▶ Фрагмент текста
━━━━━━━━

Советское руководство осознавало противоречия и узкие места плановой экономики. В самом деле, как отмечалось выше, советская история пестрит периодическими попытками реформ и реструктуризации35. Хрущев пытался сделать достижения социализма "ближе к людям", совершенствуя сельскохозяйственное производство и уделяя больше внимания потребительским товарам, жилищному строительству и социальным выплатам, особенно пенсиям36. Более того, ему виделся новый род экономики, способный достичь полного развития производительных сил: наука и технология должны были быть поставлены на службу экономического развития, подлежали освоению природные ресурсы Сибири, Дальнего Востока и азиатских республик. На волне энтузиазма, порожденного успешным запуском первых спутников, XXI съезд партии, экстраполируя ситуацию на основе показателей роста, предсказал, что СССР должен достичь экономического паритета с Соединенными Штатами через 20 лет. В соответствии с этим общая стратегия победы над капитализмом переместилась от неизбежности военного столкновения к провозглашению политики мирного сосуществования и мирной конкуренции. Хрущев действительно верил, что демонстрационный эффект достижений социализма в конечном счете приведет коммунистические партии и их союзников к господству в остальном мире37. Однако до того как поставить международное коммунистическое движение перед такой грандиозной перспективой (оспариваемой китайскими коммунистами), необходимы были изменения в бюрократии Советского государства. После разоблачения зверств сталинизма на XX съезде сторонники твердой линии в партии перешли к обороне. Хрущев уничтожил экономические министерства, ограничил власть Госплана и передал ответственность региональным экономическим советам (совнархозам). Бюрократия, как легко было предсказать, перестроила неформальные сети контроля и управления дефицитными ресурсами сверху донизу. Последовавшая дезорганизация плановой системы привела к падению производства и к значительному замедлению темпов роста сельского хозяйства, находившегося в ядре хрущевских реформ. Прежде чем Хрущев смог реагировать на саботаж его политики (разумеется, проникнутой излишним волюнтаризмом), партийный аппарат устроил в 1964 г. внутренний государственный переворот, который покончил с правлением Хрущева. Сразу же после этого была восстановлена власть Госплана, созданы новые отраслевые министерства, посредством которых плановые органы могли проводить в жизнь свои директивы.

Экономическая реформа, однако, не полностью застопорилась, но переориентировалась с уровня государственного управления на уровень предприятия. Косыгинские реформы 1965 г.38, вдохновленные экономистами Либерманом и Немчиновым, дали руководителям предприятий и большую свободу решений и позволяли экспериментировать с ценовой системой, предназначенной для того, чтобы платить за вовлеченные в производство ресурсы. Потребительским товарам, производство которых в 1966-1970 гг. впервые стало расти быстр ее, чем производство средств производства, также уделялось больше внимания. В сельском хозяйстве началось стимулирование, которое привело в 1966-1971 гг. к значительному увеличению производства. Однако, столкнувшись с логикой плановой экономики, реформы остановились. Предприятия, которые повысили свою производительность, используя вновь обретенную свободу, обнаружили, что они получили повышенные плановые задания на следующий год. Предприимчивые руководители и рабочие (как на химическом комплексе Щекино в Туле, который стал ролевой моделью реформ в 1967 г.), были наказаны интенсификацией темпа работы, в то время как предприятия, которые сохраняли устойчивый, обычный уровень производства, были оставлены спокойно гнить в своей бюрократической рутине. В начале 1970-х годов Косыгин потерял власть, и новаторский потенциал половинчатых реформ испарился.

━━━━━━━━

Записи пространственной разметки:
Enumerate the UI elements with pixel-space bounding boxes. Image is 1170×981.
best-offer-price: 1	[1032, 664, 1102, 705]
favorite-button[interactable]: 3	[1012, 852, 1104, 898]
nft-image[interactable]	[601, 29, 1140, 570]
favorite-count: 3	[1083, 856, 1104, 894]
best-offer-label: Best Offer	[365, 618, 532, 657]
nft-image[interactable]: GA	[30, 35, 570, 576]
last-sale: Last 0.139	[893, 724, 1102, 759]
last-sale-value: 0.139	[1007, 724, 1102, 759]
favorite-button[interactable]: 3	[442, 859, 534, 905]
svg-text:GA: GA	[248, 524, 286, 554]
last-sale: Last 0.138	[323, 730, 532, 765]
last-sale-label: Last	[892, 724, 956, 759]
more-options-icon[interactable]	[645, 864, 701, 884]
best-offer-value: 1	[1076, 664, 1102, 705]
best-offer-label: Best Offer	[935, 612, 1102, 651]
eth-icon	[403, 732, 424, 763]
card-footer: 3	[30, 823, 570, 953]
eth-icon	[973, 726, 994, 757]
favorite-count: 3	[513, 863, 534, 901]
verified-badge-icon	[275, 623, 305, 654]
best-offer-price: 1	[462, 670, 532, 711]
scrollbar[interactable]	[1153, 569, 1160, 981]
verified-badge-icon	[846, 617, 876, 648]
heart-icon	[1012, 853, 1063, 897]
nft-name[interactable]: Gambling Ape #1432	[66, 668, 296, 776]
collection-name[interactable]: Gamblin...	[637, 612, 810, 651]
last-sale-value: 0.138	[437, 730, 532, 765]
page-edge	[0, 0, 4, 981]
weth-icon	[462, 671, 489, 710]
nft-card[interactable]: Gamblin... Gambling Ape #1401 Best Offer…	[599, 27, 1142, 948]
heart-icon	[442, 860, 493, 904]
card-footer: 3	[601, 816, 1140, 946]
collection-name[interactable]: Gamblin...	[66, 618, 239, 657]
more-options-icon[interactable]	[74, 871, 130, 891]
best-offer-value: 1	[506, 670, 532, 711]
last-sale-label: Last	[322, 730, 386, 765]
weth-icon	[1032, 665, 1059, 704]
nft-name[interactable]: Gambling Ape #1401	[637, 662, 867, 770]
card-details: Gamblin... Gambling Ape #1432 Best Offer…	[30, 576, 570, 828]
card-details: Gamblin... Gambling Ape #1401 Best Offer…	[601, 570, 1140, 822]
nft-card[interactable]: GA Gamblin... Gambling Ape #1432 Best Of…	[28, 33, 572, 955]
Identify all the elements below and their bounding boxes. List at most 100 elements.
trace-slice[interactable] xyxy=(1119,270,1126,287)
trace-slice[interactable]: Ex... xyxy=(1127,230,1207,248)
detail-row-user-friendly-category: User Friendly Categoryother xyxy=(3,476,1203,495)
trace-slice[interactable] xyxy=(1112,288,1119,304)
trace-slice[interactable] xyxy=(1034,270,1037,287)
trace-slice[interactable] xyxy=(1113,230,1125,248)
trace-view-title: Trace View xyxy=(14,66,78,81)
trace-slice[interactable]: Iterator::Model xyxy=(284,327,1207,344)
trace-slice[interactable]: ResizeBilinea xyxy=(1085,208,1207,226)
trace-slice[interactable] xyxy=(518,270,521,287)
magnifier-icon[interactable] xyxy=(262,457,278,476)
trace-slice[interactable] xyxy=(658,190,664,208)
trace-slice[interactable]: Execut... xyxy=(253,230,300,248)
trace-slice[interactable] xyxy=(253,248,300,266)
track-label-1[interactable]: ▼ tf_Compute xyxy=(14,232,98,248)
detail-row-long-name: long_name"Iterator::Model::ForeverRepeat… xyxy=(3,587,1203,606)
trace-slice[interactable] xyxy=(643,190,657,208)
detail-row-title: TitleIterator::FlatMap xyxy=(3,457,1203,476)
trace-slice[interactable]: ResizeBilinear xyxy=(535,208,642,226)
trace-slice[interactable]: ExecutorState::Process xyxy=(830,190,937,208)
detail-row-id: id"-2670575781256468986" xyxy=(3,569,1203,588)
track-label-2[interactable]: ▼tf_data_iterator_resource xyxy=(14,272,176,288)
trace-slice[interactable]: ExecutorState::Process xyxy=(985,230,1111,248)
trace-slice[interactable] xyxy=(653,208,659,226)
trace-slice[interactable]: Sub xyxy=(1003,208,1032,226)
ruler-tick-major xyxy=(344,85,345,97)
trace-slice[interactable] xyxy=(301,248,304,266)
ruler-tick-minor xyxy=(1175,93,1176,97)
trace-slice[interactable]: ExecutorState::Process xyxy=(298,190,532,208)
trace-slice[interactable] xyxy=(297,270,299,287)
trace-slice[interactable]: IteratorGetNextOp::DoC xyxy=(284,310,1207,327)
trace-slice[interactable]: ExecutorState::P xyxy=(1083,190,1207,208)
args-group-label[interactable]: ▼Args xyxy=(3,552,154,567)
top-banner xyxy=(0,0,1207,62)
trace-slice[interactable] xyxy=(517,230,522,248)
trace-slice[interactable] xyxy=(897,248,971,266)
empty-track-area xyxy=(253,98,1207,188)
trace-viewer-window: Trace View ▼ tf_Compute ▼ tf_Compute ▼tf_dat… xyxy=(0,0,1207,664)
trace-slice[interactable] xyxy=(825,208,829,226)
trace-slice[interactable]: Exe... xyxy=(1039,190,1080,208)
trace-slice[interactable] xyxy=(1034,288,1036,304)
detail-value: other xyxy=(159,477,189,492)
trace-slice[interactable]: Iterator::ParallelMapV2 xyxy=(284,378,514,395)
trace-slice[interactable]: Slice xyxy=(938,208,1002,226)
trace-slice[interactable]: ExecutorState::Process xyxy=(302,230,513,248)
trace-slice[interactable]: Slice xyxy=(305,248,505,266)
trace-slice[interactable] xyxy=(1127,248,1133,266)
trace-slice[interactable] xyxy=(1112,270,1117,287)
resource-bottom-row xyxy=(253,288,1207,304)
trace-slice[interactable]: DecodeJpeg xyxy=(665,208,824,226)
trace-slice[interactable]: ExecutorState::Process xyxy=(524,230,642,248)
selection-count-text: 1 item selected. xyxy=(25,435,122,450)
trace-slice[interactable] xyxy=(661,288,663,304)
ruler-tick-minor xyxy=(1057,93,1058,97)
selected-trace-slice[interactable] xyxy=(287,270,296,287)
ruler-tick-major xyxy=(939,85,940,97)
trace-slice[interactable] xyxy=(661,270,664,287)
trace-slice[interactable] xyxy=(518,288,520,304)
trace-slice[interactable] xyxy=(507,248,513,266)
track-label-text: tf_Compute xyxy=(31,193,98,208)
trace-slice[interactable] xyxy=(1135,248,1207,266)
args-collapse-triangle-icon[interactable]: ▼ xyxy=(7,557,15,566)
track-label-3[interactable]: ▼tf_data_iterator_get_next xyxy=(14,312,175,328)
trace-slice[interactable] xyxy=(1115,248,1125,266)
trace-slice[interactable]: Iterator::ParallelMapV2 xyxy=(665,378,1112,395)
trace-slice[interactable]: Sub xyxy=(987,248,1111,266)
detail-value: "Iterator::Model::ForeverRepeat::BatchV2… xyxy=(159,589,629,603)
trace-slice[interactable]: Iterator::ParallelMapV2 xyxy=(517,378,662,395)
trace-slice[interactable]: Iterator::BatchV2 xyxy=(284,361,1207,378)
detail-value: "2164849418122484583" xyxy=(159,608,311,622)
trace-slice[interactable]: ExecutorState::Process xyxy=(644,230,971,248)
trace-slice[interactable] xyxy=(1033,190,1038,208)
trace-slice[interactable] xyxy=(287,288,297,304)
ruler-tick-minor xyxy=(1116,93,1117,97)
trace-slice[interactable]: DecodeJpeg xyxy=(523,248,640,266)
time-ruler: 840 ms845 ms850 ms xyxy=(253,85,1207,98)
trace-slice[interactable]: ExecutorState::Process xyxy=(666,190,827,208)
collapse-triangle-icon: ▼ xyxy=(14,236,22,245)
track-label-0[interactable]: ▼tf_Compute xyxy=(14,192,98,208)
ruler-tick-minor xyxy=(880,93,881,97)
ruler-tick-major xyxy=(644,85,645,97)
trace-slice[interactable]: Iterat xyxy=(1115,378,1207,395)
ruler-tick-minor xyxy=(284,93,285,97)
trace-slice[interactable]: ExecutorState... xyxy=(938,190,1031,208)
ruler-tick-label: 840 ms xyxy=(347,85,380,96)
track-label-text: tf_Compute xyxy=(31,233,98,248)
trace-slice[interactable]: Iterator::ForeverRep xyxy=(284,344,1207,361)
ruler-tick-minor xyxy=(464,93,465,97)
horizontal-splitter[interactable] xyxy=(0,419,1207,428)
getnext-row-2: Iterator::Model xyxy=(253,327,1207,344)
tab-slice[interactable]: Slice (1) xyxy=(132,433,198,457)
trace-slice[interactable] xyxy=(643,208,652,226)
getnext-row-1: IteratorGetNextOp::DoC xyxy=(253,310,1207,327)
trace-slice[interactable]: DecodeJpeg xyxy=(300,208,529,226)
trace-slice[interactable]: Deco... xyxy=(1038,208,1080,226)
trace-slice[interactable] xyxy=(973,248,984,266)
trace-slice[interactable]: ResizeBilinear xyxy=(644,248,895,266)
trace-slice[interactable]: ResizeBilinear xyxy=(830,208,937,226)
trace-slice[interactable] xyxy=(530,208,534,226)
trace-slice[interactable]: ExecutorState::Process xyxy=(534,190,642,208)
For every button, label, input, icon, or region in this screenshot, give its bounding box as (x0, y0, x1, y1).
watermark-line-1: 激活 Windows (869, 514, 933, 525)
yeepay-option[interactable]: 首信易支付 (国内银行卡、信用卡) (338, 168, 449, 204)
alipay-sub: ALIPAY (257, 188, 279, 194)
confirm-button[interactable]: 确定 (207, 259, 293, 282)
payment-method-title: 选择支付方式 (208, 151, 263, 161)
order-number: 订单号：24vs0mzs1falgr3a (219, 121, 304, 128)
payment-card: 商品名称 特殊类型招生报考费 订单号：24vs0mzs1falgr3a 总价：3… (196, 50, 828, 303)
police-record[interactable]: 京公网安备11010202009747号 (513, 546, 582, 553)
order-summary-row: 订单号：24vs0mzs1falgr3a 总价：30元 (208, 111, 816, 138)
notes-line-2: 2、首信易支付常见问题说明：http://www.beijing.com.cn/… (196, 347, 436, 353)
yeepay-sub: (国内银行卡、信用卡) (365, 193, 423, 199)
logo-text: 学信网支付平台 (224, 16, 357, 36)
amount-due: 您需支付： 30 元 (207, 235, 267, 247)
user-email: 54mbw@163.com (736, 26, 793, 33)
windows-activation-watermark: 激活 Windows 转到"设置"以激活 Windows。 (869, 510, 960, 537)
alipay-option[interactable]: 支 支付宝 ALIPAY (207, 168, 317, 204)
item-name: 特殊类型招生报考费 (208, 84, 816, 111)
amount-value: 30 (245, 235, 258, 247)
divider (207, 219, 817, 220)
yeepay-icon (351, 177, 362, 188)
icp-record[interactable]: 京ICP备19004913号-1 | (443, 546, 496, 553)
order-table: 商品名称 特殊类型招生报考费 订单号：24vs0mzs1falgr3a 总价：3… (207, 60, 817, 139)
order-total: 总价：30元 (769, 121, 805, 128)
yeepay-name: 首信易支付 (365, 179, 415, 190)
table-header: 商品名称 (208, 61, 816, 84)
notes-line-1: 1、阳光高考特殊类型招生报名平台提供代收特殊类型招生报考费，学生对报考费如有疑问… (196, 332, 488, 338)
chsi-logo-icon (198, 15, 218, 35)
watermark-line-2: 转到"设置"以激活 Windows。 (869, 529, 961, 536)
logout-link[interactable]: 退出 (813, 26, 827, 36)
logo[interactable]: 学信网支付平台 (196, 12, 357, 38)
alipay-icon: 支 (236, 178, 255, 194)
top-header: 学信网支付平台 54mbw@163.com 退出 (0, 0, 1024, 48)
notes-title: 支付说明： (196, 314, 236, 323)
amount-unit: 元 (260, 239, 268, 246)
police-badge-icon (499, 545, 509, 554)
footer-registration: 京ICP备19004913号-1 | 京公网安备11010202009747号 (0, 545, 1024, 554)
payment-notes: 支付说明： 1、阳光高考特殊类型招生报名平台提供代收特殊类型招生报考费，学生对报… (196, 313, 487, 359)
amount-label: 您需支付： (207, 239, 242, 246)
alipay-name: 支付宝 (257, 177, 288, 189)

━━━━━━━━

▶ Краткое задание
Переведите на английский язык следующее предложение из фрагмента о советских экономических реформах: «Хрущев уничтожил экономические министерства, ограничил власть Госплана и передал ответственность региональным экономическим советам (совнархозам).» Опирайтесь исключительно на приведенный фрагмент.

▶ Выполненное задание
Khrushchev abolished the economic ministries, limited the power of Gosplan, and transferred responsibility to the regional economic councils (sovnarkhozes).